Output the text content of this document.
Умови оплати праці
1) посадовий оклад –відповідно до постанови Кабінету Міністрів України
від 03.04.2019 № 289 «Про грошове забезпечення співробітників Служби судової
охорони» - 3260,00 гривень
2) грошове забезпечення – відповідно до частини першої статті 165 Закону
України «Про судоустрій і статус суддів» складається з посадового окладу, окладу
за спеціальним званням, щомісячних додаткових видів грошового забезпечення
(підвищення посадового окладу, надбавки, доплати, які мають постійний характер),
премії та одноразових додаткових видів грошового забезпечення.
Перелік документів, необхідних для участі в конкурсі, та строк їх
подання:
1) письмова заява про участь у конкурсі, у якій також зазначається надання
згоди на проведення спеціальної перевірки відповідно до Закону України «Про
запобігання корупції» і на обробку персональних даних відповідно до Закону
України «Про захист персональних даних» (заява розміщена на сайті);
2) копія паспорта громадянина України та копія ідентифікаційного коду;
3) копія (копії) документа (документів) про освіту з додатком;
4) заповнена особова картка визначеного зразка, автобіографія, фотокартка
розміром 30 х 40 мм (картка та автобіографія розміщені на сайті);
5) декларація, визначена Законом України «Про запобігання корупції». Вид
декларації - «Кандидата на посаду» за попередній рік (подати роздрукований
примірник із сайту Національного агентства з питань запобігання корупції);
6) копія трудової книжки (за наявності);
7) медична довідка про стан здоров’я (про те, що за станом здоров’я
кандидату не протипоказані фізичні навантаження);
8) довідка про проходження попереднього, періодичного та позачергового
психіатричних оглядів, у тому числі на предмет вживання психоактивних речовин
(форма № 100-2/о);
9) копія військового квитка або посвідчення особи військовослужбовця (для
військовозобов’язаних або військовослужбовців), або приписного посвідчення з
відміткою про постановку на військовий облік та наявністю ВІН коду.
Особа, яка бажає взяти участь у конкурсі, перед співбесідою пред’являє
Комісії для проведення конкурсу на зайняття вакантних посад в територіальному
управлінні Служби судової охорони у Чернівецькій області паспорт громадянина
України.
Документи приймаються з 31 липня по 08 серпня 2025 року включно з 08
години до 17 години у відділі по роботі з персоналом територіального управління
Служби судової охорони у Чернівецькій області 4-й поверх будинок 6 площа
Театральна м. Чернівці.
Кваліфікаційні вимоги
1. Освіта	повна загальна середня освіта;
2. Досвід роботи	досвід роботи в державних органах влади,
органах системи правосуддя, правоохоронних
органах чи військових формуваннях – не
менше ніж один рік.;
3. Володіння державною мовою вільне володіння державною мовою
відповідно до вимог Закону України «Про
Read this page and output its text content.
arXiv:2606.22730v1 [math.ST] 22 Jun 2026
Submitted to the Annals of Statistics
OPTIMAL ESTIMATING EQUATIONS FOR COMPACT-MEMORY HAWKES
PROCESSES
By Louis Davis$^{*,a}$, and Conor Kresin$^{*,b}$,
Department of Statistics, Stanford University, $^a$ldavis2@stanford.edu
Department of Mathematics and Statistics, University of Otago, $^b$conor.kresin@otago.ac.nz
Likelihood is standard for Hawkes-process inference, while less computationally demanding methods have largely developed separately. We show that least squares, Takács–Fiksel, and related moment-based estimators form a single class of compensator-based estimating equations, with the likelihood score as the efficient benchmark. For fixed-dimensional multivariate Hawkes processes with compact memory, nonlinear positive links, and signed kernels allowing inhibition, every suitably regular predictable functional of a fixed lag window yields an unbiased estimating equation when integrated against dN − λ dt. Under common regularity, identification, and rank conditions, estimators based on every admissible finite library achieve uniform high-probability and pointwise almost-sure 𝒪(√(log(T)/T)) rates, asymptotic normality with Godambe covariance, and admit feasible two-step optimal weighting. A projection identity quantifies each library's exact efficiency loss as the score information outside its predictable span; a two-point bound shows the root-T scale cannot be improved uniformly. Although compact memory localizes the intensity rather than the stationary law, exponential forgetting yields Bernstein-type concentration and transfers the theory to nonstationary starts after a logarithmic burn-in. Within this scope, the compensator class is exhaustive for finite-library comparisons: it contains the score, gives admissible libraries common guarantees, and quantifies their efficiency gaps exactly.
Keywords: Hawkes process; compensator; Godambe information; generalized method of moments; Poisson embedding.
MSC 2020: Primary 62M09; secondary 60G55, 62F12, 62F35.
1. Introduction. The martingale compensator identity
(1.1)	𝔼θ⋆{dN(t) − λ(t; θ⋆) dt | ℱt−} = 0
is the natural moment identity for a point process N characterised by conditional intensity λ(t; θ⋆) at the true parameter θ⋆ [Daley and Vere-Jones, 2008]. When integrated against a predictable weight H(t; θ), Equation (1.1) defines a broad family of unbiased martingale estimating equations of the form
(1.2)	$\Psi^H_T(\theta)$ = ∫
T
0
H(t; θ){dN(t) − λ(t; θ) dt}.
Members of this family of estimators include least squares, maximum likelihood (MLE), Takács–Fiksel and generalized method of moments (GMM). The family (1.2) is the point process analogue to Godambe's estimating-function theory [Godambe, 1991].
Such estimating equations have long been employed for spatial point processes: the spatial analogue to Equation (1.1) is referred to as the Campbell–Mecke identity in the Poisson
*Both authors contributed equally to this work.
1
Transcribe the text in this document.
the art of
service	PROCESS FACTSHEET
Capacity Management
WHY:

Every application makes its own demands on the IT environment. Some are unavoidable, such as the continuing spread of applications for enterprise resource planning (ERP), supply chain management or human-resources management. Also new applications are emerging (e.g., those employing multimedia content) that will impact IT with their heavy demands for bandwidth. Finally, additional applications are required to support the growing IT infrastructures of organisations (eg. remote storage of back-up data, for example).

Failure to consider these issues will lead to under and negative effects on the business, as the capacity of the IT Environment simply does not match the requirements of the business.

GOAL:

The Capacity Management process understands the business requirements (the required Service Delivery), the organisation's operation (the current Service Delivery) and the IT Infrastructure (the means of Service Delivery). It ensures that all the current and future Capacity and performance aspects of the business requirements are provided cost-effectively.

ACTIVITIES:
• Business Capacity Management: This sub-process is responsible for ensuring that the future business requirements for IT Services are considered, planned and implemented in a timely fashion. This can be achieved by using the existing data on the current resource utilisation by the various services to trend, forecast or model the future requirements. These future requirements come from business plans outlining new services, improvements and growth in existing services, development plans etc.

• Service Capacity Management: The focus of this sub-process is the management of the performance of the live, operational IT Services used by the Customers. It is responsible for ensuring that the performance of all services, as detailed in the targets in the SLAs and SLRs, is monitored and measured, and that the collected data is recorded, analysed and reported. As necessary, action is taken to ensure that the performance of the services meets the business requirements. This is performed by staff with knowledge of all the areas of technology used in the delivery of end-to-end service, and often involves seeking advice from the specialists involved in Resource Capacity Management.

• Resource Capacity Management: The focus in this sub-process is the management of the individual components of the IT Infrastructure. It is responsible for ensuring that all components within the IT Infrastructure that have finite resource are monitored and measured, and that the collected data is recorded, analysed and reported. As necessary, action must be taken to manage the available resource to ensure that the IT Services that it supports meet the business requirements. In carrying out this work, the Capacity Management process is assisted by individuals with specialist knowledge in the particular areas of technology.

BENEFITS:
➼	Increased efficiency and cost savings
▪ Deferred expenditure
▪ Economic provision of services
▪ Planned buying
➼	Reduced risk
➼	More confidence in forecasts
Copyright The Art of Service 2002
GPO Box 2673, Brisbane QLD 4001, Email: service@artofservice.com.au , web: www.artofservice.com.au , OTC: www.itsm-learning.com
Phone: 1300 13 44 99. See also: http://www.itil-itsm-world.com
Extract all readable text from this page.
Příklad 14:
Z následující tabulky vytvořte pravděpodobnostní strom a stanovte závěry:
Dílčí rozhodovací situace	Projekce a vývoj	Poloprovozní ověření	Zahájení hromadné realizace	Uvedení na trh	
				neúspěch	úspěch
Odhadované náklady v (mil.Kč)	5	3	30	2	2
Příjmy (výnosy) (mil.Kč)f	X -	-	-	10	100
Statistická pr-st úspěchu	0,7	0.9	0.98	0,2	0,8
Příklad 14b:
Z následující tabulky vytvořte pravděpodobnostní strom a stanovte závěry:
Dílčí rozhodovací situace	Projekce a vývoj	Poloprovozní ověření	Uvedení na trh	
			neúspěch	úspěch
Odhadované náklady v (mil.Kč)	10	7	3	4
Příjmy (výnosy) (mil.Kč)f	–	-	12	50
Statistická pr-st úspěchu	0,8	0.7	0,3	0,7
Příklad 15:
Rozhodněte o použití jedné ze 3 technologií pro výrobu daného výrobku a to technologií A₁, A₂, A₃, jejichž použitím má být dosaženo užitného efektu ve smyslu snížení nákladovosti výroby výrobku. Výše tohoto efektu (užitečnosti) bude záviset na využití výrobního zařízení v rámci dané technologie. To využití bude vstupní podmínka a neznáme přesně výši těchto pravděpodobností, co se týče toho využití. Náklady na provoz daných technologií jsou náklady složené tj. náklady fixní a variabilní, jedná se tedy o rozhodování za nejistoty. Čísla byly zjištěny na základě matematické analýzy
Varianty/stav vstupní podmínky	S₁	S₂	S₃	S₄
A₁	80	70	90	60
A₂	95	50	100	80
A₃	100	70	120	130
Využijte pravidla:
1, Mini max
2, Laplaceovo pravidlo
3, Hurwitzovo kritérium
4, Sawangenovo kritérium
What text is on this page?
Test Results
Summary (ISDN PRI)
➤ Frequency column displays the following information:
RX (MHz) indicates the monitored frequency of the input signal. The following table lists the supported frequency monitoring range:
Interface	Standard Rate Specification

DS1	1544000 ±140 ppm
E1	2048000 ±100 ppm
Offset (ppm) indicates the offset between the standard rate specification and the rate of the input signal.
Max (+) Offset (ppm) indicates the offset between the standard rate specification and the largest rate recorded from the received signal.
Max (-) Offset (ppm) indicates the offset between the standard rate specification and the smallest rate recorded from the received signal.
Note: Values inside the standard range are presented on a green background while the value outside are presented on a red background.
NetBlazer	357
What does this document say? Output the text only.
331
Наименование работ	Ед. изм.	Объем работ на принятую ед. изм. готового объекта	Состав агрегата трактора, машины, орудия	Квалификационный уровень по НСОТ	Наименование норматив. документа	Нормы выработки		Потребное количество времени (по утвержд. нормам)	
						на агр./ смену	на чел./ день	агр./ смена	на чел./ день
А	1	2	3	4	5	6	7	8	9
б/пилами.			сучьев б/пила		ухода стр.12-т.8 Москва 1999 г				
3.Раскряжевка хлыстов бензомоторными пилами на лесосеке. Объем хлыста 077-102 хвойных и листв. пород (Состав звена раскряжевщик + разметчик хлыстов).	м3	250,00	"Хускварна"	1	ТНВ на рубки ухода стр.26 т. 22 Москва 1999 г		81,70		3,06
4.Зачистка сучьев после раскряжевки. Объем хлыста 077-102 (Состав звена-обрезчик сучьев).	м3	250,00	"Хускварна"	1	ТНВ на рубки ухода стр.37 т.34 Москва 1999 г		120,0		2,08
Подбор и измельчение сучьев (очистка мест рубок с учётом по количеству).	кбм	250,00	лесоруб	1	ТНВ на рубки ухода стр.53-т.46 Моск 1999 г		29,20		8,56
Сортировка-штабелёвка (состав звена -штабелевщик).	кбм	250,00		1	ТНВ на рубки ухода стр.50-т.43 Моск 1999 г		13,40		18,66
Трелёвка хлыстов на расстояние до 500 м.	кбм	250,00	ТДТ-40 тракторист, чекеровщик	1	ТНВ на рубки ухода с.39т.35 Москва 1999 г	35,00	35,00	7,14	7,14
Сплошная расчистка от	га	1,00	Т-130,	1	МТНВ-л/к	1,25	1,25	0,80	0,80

* * *

▶ **What to do**:
Make a list of all lines in the data that contain "області".

▶ **Solution to the exercise**:
управлінні Служби судової охорони у Чернівецькій області паспорт громадянина
Служби судової охорони у Чернівецькій області 4-й поверх будинок 6 площа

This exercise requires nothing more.